Required task >> Retype the records below word for word and omit any image.

Data items:
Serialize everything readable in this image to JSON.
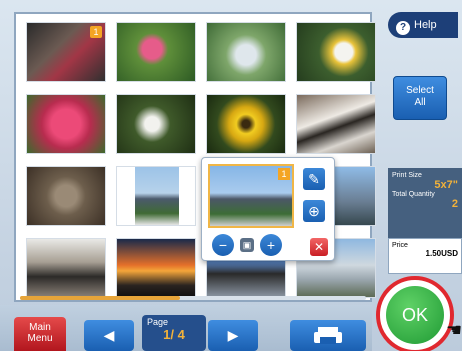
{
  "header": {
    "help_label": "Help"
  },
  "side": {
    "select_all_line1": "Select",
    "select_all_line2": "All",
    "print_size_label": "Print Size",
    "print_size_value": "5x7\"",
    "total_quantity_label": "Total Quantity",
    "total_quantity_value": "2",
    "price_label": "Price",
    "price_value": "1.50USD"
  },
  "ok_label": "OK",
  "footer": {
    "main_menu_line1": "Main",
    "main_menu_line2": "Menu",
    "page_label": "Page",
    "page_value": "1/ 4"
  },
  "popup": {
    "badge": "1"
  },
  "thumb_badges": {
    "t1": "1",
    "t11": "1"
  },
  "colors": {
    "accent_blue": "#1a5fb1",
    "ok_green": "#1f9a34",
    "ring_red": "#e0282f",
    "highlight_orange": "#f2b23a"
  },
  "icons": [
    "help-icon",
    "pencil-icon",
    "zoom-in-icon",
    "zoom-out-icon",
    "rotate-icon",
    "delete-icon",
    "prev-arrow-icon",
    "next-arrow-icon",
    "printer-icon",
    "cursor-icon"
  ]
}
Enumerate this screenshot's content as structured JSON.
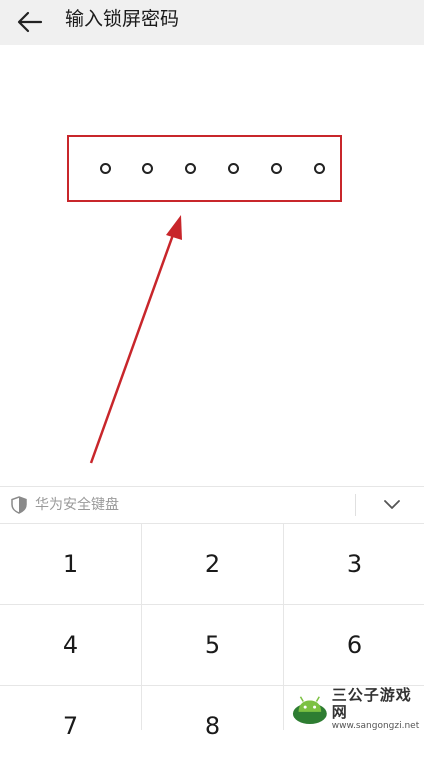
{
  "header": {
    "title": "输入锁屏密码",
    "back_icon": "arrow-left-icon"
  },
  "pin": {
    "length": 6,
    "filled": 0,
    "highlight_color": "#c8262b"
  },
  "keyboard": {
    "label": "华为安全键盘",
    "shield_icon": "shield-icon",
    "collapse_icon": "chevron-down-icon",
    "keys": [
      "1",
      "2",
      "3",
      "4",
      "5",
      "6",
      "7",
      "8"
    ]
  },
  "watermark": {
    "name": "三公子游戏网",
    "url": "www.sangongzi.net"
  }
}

Answer to the problem >>
Serialize everything readable in this image to JSON.
{
  "header": {
    "help_label": "Help"
  },
  "side": {
    "select_all_line1": "Select",
    "select_all_line2": "All",
    "print_size_label": "Print Size",
    "print_size_value": "5x7\"",
    "total_quantity_label": "Total Quantity",
    "total_quantity_value": "2",
    "price_label": "Price",
    "price_value": "1.50USD"
  },
  "ok_label": "OK",
  "footer": {
    "main_menu_line1": "Main",
    "main_menu_line2": "Menu",
    "page_label": "Page",
    "page_value": "1/ 4"
  },
  "popup": {
    "badge": "1"
  },
  "thumb_badges": {
    "t1": "1",
    "t11": "1"
  },
  "colors": {
    "accent_blue": "#1a5fb1",
    "ok_green": "#1f9a34",
    "ring_red": "#e0282f",
    "highlight_orange": "#f2b23a"
  },
  "icons": [
    "help-icon",
    "pencil-icon",
    "zoom-in-icon",
    "zoom-out-icon",
    "rotate-icon",
    "delete-icon",
    "prev-arrow-icon",
    "next-arrow-icon",
    "printer-icon",
    "cursor-icon"
  ]
}
Enumerate this screenshot's content as structured JSON.
{
  "header": {
    "title": "输入锁屏密码",
    "back_icon": "arrow-left-icon"
  },
  "pin": {
    "length": 6,
    "filled": 0,
    "highlight_color": "#c8262b"
  },
  "keyboard": {
    "label": "华为安全键盘",
    "shield_icon": "shield-icon",
    "collapse_icon": "chevron-down-icon",
    "keys": [
      "1",
      "2",
      "3",
      "4",
      "5",
      "6",
      "7",
      "8"
    ]
  },
  "watermark": {
    "name": "三公子游戏网",
    "url": "www.sangongzi.net"
  }
}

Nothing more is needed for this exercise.